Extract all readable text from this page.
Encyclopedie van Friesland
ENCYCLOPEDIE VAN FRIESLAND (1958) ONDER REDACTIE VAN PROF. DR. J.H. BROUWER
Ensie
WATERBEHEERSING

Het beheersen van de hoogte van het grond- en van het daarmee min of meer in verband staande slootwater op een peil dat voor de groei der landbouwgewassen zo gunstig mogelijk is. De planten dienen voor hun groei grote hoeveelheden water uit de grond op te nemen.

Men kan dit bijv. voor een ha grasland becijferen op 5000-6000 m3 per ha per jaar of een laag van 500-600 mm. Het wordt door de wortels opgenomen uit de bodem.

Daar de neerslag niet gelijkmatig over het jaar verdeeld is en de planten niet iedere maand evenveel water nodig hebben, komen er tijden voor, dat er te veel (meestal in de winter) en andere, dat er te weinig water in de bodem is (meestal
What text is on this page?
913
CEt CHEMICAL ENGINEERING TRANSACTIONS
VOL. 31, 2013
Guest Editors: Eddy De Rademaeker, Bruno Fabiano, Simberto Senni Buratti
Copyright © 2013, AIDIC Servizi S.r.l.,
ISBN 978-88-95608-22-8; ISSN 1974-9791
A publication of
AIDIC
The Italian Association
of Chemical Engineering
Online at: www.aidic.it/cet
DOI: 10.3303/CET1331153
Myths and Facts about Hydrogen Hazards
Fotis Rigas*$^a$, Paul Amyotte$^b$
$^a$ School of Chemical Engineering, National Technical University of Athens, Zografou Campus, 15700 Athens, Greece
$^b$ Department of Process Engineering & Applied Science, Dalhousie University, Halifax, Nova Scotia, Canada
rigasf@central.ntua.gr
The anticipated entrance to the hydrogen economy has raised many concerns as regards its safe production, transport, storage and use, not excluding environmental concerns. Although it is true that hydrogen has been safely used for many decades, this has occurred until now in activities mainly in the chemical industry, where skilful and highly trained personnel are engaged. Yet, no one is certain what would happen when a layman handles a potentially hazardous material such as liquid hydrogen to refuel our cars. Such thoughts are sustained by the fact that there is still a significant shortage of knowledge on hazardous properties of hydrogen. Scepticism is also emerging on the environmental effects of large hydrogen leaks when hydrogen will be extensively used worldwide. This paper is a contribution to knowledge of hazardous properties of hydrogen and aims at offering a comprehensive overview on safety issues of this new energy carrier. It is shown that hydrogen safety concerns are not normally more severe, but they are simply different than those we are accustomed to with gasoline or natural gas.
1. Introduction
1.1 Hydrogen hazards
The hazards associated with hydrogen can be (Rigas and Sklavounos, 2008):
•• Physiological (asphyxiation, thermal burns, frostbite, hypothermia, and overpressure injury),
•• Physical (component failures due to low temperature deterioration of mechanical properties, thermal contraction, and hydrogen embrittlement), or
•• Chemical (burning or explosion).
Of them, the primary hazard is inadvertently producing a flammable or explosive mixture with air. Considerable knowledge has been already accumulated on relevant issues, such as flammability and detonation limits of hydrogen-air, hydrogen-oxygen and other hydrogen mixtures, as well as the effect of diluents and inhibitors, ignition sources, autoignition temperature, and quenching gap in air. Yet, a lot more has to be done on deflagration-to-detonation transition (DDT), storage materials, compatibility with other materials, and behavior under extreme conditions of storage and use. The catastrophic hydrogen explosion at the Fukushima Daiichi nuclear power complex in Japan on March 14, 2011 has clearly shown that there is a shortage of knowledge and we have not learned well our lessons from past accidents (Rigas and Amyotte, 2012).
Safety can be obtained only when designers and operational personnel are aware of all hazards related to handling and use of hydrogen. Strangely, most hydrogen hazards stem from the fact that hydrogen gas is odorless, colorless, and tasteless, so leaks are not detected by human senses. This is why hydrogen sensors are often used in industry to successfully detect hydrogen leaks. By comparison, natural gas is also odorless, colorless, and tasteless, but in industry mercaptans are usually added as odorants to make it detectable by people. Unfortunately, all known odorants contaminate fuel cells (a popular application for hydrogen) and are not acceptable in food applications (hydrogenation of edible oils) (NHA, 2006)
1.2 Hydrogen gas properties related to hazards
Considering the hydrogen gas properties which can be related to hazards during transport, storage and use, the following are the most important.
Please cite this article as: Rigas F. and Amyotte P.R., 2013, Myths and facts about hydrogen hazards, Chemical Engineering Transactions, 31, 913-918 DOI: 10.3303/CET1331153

(Your assignment) The answer must be a single number: the count of lines in the entries that include "University".

(Final answer) 2